======== TASK INPUTS
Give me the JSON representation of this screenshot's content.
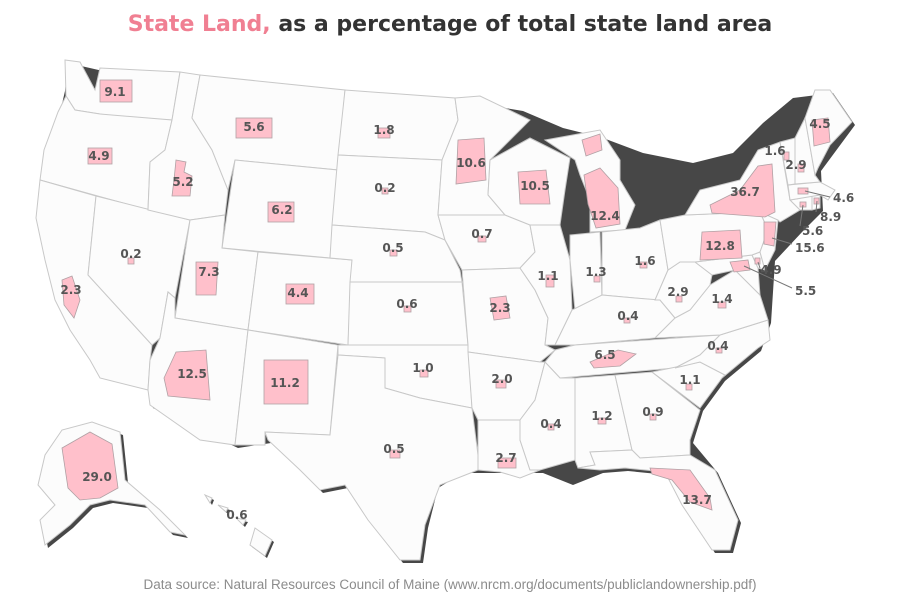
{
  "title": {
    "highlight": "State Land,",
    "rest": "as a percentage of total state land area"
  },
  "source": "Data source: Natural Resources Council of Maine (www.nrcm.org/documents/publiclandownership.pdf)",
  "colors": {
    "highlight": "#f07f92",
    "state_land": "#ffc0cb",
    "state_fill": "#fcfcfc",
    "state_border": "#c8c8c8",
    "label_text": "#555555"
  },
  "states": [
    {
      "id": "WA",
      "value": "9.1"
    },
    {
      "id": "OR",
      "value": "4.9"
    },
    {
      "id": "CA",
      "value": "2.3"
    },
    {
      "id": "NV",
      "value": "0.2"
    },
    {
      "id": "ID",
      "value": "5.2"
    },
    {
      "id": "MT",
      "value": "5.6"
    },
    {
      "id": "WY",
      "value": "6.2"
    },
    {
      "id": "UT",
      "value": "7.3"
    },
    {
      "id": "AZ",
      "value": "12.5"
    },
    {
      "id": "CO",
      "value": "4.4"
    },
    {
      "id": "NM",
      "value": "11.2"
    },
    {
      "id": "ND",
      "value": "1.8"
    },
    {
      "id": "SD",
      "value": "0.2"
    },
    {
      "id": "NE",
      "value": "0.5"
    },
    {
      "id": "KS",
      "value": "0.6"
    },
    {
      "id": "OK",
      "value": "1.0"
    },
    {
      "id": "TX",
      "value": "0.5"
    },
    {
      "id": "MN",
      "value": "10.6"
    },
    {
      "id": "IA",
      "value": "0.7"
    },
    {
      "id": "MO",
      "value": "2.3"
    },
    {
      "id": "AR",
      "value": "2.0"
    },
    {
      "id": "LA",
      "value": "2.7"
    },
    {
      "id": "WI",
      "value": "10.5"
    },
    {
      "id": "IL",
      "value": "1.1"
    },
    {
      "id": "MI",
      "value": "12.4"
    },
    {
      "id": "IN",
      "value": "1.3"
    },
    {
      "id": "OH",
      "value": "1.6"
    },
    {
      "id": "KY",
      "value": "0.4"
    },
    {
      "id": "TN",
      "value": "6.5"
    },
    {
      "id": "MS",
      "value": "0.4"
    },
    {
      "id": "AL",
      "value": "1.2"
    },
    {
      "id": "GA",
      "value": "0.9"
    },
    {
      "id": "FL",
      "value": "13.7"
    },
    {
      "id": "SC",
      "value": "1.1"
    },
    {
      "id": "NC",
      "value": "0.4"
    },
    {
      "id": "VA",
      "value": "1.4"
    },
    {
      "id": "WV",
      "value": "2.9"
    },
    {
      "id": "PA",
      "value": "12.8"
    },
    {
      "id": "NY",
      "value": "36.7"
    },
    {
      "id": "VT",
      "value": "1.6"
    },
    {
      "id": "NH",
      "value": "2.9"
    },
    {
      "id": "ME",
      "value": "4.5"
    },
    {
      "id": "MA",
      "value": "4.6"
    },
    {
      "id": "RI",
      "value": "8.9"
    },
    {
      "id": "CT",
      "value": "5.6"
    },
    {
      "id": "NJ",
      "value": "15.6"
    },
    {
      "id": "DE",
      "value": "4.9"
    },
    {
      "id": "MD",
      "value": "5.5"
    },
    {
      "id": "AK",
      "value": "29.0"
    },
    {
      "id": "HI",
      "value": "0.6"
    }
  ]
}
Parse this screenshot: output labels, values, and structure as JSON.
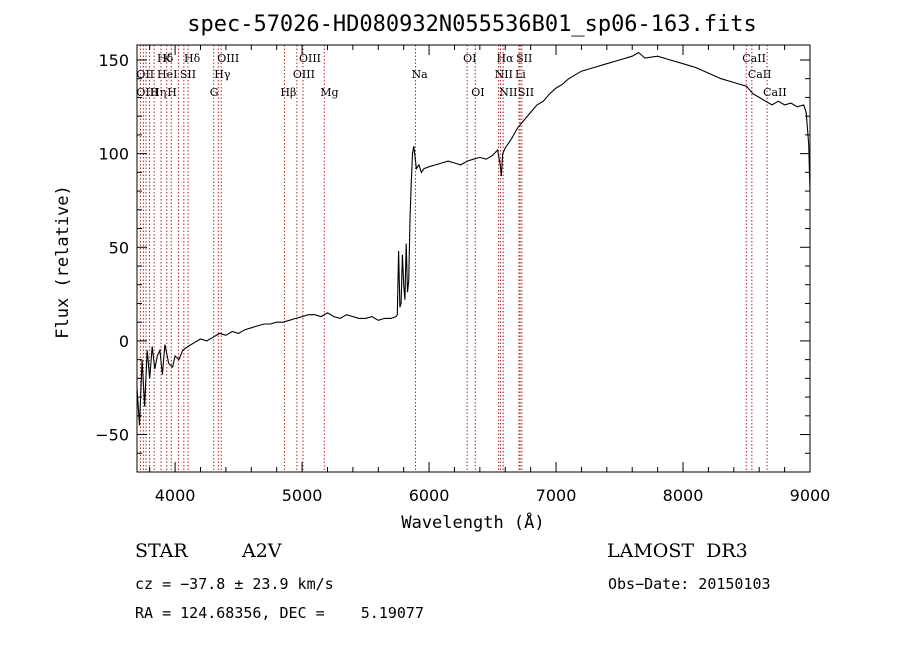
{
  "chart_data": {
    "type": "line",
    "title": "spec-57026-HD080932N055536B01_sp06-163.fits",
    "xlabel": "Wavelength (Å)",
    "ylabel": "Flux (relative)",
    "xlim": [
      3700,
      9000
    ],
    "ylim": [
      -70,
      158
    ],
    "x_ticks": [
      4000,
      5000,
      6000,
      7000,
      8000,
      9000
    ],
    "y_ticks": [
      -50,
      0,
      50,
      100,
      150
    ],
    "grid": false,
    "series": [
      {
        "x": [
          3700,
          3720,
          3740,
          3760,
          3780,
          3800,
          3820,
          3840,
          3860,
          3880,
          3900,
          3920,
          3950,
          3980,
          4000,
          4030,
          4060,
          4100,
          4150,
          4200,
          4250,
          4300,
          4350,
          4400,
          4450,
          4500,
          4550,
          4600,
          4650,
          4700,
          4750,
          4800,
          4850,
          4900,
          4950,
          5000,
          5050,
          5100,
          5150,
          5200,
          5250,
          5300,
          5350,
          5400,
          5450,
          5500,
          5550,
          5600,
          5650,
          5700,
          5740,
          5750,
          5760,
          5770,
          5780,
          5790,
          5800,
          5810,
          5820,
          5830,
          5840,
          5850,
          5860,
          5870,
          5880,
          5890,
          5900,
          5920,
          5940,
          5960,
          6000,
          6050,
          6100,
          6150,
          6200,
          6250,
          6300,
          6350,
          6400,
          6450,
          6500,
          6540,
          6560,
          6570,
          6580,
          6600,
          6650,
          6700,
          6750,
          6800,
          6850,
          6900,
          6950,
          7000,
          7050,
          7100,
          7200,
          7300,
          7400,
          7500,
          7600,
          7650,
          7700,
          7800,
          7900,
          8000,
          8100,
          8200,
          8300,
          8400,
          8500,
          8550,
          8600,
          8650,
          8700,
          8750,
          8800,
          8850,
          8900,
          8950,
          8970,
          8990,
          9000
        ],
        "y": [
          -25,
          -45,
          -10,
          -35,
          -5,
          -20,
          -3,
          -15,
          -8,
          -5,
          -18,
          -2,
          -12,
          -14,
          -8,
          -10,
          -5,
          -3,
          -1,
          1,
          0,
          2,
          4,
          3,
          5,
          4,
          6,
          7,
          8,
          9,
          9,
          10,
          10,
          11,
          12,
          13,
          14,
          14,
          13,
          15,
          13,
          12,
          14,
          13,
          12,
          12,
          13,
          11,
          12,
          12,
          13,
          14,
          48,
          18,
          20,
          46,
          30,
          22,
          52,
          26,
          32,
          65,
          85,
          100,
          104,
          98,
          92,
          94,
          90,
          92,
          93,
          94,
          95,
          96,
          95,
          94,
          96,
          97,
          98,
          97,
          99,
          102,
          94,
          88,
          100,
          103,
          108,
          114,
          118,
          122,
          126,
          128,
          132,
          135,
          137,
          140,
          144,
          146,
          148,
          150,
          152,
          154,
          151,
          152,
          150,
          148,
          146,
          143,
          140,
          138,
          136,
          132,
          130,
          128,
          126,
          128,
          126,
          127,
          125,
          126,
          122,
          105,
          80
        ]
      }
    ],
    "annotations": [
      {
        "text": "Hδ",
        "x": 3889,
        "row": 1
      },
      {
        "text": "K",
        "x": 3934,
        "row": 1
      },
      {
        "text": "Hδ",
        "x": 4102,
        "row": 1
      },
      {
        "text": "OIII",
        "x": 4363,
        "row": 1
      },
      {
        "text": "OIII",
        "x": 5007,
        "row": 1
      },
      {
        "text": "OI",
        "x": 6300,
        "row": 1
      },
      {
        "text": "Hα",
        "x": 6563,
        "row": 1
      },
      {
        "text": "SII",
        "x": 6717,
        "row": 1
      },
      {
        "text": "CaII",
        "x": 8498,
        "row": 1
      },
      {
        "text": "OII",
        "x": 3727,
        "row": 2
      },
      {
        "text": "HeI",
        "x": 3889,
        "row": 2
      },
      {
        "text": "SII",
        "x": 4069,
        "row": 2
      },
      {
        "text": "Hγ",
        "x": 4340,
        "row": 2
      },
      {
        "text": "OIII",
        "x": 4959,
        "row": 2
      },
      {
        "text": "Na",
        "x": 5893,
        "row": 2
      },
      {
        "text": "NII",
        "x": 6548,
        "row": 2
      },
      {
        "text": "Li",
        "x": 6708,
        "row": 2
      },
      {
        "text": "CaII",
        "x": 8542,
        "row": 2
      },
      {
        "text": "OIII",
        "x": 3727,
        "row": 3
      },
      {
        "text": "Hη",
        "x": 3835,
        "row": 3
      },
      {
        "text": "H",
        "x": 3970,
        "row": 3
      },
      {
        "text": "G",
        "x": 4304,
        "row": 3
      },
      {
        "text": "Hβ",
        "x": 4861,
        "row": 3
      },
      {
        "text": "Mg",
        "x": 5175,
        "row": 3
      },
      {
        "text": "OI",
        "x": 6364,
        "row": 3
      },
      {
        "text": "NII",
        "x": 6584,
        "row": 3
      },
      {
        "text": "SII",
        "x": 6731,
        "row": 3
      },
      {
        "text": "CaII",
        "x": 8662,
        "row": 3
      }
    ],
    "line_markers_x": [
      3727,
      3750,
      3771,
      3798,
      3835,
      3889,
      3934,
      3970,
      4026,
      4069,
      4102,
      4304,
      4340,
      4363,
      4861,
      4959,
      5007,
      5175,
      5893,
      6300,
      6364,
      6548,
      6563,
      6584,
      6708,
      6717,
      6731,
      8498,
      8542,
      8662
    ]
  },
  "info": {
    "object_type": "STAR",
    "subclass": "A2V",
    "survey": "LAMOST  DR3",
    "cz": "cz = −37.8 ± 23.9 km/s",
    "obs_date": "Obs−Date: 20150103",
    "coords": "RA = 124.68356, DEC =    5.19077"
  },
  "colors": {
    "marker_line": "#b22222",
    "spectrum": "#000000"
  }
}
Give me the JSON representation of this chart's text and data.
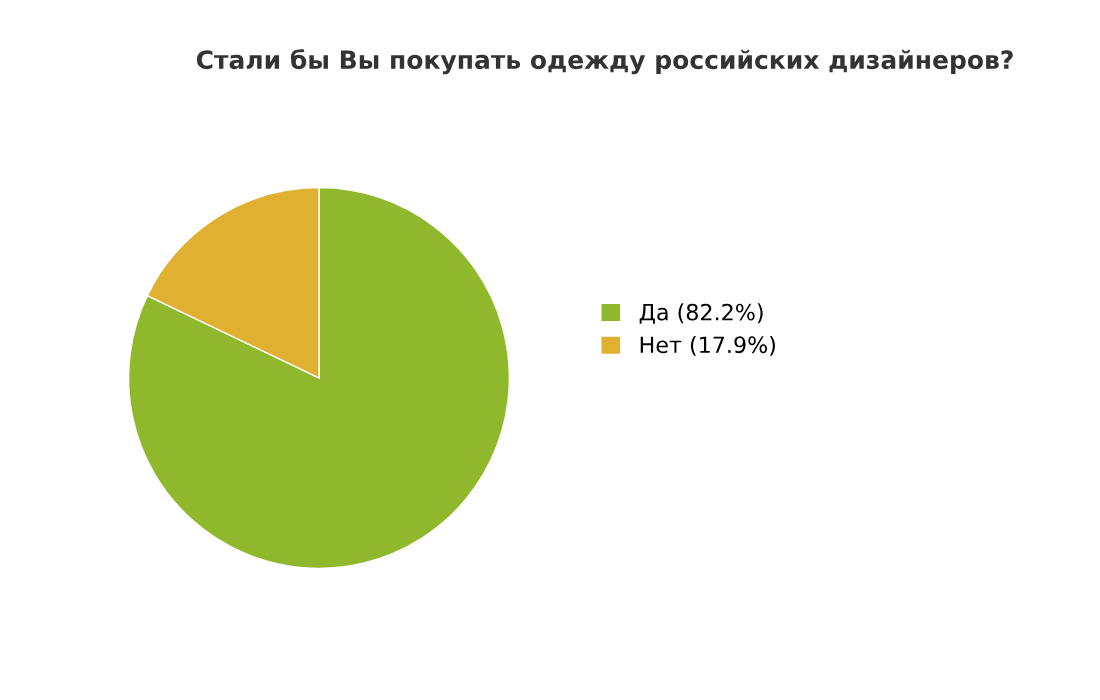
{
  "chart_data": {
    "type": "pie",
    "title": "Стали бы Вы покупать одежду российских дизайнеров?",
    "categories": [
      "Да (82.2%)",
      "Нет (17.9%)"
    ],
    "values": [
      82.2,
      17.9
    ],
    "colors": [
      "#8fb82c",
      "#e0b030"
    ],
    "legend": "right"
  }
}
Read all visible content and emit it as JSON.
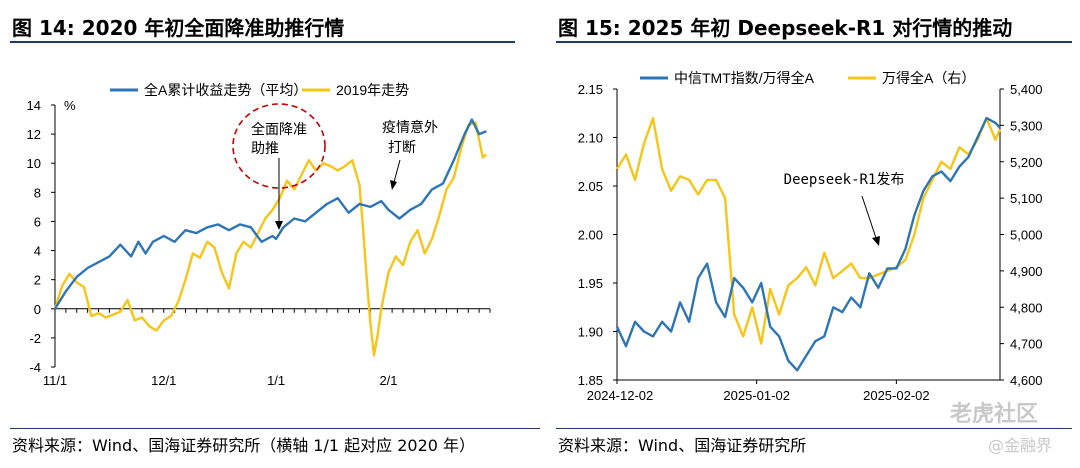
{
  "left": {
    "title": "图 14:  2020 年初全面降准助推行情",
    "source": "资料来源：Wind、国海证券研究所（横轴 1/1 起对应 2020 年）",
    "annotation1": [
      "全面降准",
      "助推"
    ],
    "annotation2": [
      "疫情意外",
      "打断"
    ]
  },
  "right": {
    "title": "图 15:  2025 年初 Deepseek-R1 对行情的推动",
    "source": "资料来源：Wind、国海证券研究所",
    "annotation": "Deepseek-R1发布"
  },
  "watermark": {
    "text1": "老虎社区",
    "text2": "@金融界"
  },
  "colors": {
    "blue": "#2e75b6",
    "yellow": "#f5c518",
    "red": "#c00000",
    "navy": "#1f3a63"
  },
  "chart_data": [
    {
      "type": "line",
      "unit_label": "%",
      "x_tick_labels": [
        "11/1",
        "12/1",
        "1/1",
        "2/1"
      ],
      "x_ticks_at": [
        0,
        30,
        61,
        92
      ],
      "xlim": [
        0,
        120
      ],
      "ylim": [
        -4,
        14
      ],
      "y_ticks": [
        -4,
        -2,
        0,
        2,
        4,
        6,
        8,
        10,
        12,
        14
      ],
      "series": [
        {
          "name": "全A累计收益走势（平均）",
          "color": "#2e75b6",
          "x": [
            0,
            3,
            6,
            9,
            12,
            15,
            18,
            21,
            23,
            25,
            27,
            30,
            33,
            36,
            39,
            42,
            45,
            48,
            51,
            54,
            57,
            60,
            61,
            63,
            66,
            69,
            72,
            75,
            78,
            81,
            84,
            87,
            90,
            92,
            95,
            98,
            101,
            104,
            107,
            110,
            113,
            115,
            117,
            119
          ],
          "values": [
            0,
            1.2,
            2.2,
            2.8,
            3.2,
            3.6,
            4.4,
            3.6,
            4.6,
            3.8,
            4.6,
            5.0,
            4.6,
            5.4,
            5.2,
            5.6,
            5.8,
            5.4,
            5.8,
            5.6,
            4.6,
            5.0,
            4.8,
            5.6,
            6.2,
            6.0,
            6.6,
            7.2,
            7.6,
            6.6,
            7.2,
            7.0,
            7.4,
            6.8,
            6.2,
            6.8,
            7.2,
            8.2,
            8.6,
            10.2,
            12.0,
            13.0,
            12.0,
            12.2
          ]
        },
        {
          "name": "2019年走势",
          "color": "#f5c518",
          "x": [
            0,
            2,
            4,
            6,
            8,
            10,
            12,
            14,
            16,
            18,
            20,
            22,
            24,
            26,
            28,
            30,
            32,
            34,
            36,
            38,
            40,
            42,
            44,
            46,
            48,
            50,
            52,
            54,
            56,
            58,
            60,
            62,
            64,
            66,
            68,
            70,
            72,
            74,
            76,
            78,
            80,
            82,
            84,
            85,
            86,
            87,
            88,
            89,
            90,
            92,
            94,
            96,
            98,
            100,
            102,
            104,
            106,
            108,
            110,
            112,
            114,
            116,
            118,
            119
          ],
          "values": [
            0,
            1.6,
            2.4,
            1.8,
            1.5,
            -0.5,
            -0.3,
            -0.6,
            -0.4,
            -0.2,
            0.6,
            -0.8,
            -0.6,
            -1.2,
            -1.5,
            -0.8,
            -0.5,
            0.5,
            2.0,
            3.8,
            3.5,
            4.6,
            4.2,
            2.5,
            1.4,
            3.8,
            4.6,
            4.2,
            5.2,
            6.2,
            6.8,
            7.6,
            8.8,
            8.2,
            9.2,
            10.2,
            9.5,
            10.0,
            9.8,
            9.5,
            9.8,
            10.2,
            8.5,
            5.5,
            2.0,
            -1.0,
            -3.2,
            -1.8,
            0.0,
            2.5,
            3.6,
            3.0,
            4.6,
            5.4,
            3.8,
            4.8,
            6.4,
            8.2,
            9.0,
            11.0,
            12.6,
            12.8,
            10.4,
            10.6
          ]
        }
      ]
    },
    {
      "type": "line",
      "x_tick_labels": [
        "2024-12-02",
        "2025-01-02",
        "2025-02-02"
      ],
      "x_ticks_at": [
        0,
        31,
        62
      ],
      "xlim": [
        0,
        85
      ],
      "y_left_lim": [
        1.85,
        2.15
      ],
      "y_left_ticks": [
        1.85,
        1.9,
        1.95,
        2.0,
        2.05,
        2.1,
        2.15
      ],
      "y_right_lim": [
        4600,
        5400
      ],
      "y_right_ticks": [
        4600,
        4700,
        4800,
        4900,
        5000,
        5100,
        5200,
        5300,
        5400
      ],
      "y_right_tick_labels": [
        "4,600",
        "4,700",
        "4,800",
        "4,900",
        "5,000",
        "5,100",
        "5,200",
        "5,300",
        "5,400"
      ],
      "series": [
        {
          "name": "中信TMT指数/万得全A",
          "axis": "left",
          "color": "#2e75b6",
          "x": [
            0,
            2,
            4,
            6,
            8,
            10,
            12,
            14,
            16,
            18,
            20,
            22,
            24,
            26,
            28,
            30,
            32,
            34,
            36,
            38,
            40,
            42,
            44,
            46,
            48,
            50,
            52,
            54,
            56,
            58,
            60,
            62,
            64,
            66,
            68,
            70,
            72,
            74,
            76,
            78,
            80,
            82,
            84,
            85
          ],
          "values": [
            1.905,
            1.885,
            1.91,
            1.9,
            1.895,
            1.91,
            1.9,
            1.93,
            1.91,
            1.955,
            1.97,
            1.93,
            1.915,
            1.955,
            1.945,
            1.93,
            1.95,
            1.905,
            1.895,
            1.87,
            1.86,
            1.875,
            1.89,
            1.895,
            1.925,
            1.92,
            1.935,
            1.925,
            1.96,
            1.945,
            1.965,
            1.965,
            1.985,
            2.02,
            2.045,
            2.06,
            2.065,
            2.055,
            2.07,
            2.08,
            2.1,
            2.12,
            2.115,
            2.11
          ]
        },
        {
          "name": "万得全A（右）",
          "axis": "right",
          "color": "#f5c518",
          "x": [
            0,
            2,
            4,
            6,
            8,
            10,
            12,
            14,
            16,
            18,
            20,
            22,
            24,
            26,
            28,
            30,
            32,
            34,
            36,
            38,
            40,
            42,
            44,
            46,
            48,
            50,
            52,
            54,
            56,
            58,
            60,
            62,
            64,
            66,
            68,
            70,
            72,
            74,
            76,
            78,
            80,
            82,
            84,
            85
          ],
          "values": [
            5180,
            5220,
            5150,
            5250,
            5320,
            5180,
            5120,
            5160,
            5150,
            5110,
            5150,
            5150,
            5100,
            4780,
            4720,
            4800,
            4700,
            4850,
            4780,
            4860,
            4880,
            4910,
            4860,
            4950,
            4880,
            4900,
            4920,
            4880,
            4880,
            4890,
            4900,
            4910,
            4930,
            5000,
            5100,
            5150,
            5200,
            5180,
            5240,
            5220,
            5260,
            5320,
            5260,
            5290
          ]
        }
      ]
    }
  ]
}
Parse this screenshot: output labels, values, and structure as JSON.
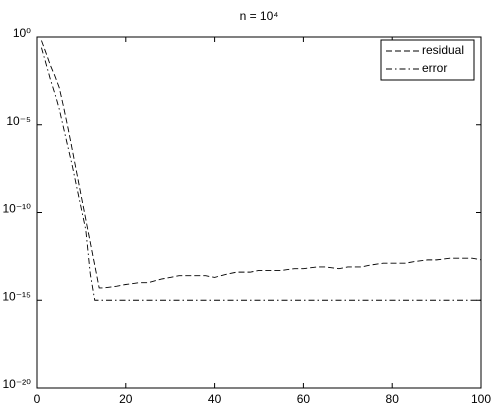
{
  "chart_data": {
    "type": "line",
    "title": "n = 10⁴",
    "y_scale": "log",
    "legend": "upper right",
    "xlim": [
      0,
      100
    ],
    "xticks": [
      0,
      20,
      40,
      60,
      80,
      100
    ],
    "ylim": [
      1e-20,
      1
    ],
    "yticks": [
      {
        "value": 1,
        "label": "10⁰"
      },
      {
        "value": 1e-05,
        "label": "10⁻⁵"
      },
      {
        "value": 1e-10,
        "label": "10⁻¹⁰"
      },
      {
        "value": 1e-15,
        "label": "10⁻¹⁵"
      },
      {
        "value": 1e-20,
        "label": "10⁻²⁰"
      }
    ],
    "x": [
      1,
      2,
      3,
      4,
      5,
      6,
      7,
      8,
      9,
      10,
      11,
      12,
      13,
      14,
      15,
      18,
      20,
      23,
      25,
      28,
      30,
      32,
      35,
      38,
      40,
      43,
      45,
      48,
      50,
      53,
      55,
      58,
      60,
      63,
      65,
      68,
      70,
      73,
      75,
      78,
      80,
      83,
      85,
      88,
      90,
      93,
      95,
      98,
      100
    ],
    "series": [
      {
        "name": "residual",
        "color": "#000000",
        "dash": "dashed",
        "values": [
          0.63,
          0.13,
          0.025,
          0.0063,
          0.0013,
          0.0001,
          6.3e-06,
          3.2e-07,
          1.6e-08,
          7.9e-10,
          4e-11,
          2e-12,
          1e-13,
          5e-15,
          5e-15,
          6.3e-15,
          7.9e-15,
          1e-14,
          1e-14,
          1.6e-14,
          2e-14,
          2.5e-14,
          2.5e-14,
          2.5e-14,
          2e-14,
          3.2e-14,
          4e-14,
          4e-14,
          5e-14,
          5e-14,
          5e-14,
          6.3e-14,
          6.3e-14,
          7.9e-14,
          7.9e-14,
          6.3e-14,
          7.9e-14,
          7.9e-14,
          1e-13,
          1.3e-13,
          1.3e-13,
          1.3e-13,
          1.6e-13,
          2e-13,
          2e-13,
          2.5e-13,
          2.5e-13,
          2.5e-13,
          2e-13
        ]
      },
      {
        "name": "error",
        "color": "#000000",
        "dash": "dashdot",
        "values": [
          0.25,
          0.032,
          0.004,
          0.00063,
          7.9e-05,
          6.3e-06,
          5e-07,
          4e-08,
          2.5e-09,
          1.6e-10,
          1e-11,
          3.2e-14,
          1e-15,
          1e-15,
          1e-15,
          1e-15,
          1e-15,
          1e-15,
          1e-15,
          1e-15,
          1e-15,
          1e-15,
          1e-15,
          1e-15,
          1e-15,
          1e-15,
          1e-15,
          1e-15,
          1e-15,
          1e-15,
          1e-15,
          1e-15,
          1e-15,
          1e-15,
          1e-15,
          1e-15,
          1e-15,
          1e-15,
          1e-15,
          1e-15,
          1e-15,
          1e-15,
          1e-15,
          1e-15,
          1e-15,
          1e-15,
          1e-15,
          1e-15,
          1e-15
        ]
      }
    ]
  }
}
================
◆ EXERCISE PROMPT ◆
Look above for every line with the word "Deepseek" and copy it.

◆ RESULT ◆
    "title": "图 15:  2025 年初 Deepseek-R1 对行情的推动",
    "annotation": "Deepseek-R1发布"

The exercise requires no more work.